Find the lines that hold the word "about" and return them.

# Data for this exercise
● ● ● ●

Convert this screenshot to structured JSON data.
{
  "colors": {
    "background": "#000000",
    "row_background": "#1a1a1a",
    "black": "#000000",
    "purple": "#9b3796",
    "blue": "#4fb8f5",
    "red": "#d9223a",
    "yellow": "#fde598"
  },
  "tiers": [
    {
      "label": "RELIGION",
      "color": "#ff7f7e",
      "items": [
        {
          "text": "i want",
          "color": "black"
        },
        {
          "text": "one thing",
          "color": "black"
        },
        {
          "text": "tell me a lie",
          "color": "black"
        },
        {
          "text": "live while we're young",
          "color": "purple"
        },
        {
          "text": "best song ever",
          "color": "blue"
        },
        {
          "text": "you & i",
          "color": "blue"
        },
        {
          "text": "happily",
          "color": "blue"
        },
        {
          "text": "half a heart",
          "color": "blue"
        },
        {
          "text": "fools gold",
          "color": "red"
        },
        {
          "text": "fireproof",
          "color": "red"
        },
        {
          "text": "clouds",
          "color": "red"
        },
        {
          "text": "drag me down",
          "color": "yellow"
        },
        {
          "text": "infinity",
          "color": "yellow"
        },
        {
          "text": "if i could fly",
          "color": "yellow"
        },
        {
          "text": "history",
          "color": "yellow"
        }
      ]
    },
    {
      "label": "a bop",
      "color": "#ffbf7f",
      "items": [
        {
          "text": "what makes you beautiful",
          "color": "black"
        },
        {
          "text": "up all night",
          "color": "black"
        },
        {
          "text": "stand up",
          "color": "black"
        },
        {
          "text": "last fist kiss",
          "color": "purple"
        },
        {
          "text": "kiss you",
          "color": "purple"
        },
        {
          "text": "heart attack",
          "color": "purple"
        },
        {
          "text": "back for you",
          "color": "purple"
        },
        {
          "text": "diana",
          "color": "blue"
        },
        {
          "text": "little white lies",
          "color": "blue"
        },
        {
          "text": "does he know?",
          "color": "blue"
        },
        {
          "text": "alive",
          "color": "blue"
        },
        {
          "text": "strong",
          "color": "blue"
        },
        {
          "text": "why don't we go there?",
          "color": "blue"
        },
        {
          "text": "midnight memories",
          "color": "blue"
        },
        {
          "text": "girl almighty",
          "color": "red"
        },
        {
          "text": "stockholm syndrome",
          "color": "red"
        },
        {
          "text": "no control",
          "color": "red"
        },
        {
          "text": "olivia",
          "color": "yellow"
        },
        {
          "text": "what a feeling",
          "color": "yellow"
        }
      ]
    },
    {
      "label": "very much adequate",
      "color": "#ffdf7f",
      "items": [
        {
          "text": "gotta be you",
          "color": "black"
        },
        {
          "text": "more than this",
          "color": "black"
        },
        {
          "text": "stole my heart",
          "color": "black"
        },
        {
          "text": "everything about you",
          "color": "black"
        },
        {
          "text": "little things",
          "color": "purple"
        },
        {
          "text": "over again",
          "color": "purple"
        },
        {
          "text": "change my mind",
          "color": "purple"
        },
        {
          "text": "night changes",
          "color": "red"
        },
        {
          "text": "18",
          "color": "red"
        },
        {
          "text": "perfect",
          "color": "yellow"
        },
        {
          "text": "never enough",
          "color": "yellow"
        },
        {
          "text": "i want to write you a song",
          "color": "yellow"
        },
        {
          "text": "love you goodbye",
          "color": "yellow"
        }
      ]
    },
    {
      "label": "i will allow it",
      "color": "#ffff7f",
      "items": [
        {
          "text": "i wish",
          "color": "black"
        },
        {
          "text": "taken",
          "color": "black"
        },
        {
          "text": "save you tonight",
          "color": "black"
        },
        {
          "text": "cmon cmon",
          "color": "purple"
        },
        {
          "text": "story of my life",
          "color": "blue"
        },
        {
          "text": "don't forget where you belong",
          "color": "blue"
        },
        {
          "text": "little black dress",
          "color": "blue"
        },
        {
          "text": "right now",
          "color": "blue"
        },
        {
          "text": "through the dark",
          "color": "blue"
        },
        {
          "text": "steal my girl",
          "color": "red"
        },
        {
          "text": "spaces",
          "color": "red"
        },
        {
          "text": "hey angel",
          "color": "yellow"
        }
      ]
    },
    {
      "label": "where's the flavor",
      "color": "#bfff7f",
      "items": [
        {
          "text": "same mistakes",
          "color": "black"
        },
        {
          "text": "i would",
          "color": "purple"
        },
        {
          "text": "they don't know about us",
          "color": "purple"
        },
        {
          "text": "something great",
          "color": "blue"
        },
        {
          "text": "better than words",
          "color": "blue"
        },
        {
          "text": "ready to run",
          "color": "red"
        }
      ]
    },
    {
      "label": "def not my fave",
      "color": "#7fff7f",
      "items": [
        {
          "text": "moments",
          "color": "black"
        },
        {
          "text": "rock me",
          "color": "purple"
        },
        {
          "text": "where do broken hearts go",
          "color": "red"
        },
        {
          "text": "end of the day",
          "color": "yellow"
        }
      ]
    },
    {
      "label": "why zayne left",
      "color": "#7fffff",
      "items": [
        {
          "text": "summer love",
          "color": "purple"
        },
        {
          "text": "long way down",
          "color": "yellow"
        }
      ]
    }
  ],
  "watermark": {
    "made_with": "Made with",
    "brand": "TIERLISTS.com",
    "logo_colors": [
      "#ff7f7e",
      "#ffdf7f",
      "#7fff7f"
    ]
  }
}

● ● ● ●

# Complete output
          "text": "everything about you",
          "text": "they don't know about us",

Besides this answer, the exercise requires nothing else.